* REQUEST
Word for word, retype every entry in the listing.

Figure content listings
********************

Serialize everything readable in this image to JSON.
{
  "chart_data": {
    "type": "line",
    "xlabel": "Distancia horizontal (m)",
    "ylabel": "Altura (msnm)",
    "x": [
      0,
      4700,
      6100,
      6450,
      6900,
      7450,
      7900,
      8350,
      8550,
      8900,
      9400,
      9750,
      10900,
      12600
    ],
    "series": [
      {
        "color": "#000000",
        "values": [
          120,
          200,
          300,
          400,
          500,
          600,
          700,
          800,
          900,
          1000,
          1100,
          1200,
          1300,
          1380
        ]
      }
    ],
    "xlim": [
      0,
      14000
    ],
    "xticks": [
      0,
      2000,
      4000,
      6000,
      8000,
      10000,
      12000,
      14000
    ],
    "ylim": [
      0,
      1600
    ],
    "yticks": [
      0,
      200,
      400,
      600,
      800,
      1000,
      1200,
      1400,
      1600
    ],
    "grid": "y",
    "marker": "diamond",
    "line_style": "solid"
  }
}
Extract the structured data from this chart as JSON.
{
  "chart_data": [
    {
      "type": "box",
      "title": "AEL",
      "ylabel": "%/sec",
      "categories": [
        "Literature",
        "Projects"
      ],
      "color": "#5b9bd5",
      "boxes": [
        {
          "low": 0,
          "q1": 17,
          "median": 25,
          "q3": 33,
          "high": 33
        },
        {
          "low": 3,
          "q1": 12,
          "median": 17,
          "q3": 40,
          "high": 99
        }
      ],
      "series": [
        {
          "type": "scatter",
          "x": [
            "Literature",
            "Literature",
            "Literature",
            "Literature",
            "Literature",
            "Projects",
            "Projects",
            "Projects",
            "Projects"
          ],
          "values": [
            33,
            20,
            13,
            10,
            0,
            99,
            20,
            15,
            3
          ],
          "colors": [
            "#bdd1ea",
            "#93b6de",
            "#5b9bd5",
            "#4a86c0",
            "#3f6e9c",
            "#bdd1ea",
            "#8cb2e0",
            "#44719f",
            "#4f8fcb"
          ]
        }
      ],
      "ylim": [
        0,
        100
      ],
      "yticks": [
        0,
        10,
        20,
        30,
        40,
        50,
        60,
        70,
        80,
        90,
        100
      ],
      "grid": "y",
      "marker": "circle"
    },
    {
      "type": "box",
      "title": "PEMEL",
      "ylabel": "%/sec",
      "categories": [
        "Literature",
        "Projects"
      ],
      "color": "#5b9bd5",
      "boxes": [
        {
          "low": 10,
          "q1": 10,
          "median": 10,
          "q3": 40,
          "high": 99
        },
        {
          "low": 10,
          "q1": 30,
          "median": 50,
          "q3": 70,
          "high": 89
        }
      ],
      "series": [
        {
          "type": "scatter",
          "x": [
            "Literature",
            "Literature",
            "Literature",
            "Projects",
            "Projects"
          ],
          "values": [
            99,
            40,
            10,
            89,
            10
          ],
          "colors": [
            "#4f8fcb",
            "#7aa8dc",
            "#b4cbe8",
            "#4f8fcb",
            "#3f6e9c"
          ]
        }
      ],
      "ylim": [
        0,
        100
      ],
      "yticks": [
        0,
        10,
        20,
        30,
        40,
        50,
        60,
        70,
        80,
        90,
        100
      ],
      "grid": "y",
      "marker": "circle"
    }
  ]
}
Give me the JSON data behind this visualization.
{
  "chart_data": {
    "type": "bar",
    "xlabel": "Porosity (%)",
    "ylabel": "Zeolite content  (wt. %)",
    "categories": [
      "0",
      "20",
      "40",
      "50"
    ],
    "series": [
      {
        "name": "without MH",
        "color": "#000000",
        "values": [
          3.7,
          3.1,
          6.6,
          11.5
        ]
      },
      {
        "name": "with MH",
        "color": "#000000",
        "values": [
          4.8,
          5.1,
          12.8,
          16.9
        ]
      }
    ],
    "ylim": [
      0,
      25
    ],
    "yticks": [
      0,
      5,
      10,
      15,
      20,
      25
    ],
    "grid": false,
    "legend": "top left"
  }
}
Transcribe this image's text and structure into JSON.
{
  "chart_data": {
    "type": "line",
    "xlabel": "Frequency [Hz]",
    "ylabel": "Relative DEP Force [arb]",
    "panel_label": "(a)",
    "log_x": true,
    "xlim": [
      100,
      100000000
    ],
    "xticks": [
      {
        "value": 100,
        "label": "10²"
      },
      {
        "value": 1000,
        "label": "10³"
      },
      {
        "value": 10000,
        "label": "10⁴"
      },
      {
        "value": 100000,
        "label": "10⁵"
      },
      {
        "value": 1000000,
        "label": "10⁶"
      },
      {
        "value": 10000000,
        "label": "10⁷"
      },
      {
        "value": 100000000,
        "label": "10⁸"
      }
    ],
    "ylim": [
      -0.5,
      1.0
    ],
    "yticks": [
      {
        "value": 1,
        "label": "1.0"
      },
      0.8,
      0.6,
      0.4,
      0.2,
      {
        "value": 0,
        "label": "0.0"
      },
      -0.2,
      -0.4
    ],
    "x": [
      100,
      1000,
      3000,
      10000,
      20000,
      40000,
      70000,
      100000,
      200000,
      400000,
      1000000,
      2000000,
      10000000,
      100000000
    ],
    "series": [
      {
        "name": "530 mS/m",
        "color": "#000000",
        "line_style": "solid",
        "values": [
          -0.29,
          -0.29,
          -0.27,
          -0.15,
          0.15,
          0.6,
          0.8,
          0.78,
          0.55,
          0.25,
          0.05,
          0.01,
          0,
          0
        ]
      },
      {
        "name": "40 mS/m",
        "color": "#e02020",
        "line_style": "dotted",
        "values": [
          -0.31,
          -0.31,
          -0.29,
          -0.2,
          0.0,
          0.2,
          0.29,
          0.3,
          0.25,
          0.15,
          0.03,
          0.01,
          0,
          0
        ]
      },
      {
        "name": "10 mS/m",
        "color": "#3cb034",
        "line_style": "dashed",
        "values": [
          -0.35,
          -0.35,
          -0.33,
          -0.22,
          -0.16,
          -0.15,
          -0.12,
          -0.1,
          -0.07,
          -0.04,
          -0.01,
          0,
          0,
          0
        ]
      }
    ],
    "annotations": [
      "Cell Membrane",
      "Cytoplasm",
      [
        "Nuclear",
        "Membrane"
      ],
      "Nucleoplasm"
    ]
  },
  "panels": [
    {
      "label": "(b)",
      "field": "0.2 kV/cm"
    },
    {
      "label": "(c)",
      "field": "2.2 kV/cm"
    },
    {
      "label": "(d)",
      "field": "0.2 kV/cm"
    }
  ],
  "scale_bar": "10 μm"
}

********************

* EXERCISE RESULT
Serialize everything readable in this image to JSON.
{
  "chart_data": {
    "type": "line",
    "xlabel": "Distancia horizontal (m)",
    "ylabel": "Altura (msnm)",
    "x": [
      0,
      4700,
      6100,
      6450,
      6900,
      7450,
      7900,
      8350,
      8550,
      8900,
      9400,
      9750,
      10900,
      12600
    ],
    "series": [
      {
        "color": "#000000",
        "values": [
          120,
          200,
          300,
          400,
          500,
          600,
          700,
          800,
          900,
          1000,
          1100,
          1200,
          1300,
          1380
        ]
      }
    ],
    "xlim": [
      0,
      14000
    ],
    "xticks": [
      0,
      2000,
      4000,
      6000,
      8000,
      10000,
      12000,
      14000
    ],
    "ylim": [
      0,
      1600
    ],
    "yticks": [
      0,
      200,
      400,
      600,
      800,
      1000,
      1200,
      1400,
      1600
    ],
    "grid": "y",
    "marker": "diamond",
    "line_style": "solid"
  }
}
Extract the structured data from this chart as JSON.
{
  "chart_data": [
    {
      "type": "box",
      "title": "AEL",
      "ylabel": "%/sec",
      "categories": [
        "Literature",
        "Projects"
      ],
      "color": "#5b9bd5",
      "boxes": [
        {
          "low": 0,
          "q1": 17,
          "median": 25,
          "q3": 33,
          "high": 33
        },
        {
          "low": 3,
          "q1": 12,
          "median": 17,
          "q3": 40,
          "high": 99
        }
      ],
      "series": [
        {
          "type": "scatter",
          "x": [
            "Literature",
            "Literature",
            "Literature",
            "Literature",
            "Literature",
            "Projects",
            "Projects",
            "Projects",
            "Projects"
          ],
          "values": [
            33,
            20,
            13,
            10,
            0,
            99,
            20,
            15,
            3
          ],
          "colors": [
            "#bdd1ea",
            "#93b6de",
            "#5b9bd5",
            "#4a86c0",
            "#3f6e9c",
            "#bdd1ea",
            "#8cb2e0",
            "#44719f",
            "#4f8fcb"
          ]
        }
      ],
      "ylim": [
        0,
        100
      ],
      "yticks": [
        0,
        10,
        20,
        30,
        40,
        50,
        60,
        70,
        80,
        90,
        100
      ],
      "grid": "y",
      "marker": "circle"
    },
    {
      "type": "box",
      "title": "PEMEL",
      "ylabel": "%/sec",
      "categories": [
        "Literature",
        "Projects"
      ],
      "color": "#5b9bd5",
      "boxes": [
        {
          "low": 10,
          "q1": 10,
          "median": 10,
          "q3": 40,
          "high": 99
        },
        {
          "low": 10,
          "q1": 30,
          "median": 50,
          "q3": 70,
          "high": 89
        }
      ],
      "series": [
        {
          "type": "scatter",
          "x": [
            "Literature",
            "Literature",
            "Literature",
            "Projects",
            "Projects"
          ],
          "values": [
            99,
            40,
            10,
            89,
            10
          ],
          "colors": [
            "#4f8fcb",
            "#7aa8dc",
            "#b4cbe8",
            "#4f8fcb",
            "#3f6e9c"
          ]
        }
      ],
      "ylim": [
        0,
        100
      ],
      "yticks": [
        0,
        10,
        20,
        30,
        40,
        50,
        60,
        70,
        80,
        90,
        100
      ],
      "grid": "y",
      "marker": "circle"
    }
  ]
}
Give me the JSON data behind this visualization.
{
  "chart_data": {
    "type": "bar",
    "xlabel": "Porosity (%)",
    "ylabel": "Zeolite content  (wt. %)",
    "categories": [
      "0",
      "20",
      "40",
      "50"
    ],
    "series": [
      {
        "name": "without MH",
        "color": "#000000",
        "values": [
          3.7,
          3.1,
          6.6,
          11.5
        ]
      },
      {
        "name": "with MH",
        "color": "#000000",
        "values": [
          4.8,
          5.1,
          12.8,
          16.9
        ]
      }
    ],
    "ylim": [
      0,
      25
    ],
    "yticks": [
      0,
      5,
      10,
      15,
      20,
      25
    ],
    "grid": false,
    "legend": "top left"
  }
}
Transcribe this image's text and structure into JSON.
{
  "chart_data": {
    "type": "line",
    "xlabel": "Frequency [Hz]",
    "ylabel": "Relative DEP Force [arb]",
    "panel_label": "(a)",
    "log_x": true,
    "xlim": [
      100,
      100000000
    ],
    "xticks": [
      {
        "value": 100,
        "label": "10²"
      },
      {
        "value": 1000,
        "label": "10³"
      },
      {
        "value": 10000,
        "label": "10⁴"
      },
      {
        "value": 100000,
        "label": "10⁵"
      },
      {
        "value": 1000000,
        "label": "10⁶"
      },
      {
        "value": 10000000,
        "label": "10⁷"
      },
      {
        "value": 100000000,
        "label": "10⁸"
      }
    ],
    "ylim": [
      -0.5,
      1.0
    ],
    "yticks": [
      {
        "value": 1,
        "label": "1.0"
      },
      0.8,
      0.6,
      0.4,
      0.2,
      {
        "value": 0,
        "label": "0.0"
      },
      -0.2,
      -0.4
    ],
    "x": [
      100,
      1000,
      3000,
      10000,
      20000,
      40000,
      70000,
      100000,
      200000,
      400000,
      1000000,
      2000000,
      10000000,
      100000000
    ],
    "series": [
      {
        "name": "530 mS/m",
        "color": "#000000",
        "line_style": "solid",
        "values": [
          -0.29,
          -0.29,
          -0.27,
          -0.15,
          0.15,
          0.6,
          0.8,
          0.78,
          0.55,
          0.25,
          0.05,
          0.01,
          0,
          0
        ]
      },
      {
        "name": "40 mS/m",
        "color": "#e02020",
        "line_style": "dotted",
        "values": [
          -0.31,
          -0.31,
          -0.29,
          -0.2,
          0.0,
          0.2,
          0.29,
          0.3,
          0.25,
          0.15,
          0.03,
          0.01,
          0,
          0
        ]
      },
      {
        "name": "10 mS/m",
        "color": "#3cb034",
        "line_style": "dashed",
        "values": [
          -0.35,
          -0.35,
          -0.33,
          -0.22,
          -0.16,
          -0.15,
          -0.12,
          -0.1,
          -0.07,
          -0.04,
          -0.01,
          0,
          0,
          0
        ]
      }
    ],
    "annotations": [
      "Cell Membrane",
      "Cytoplasm",
      [
        "Nuclear",
        "Membrane"
      ],
      "Nucleoplasm"
    ]
  },
  "panels": [
    {
      "label": "(b)",
      "field": "0.2 kV/cm"
    },
    {
      "label": "(c)",
      "field": "2.2 kV/cm"
    },
    {
      "label": "(d)",
      "field": "0.2 kV/cm"
    }
  ],
  "scale_bar": "10 μm"
}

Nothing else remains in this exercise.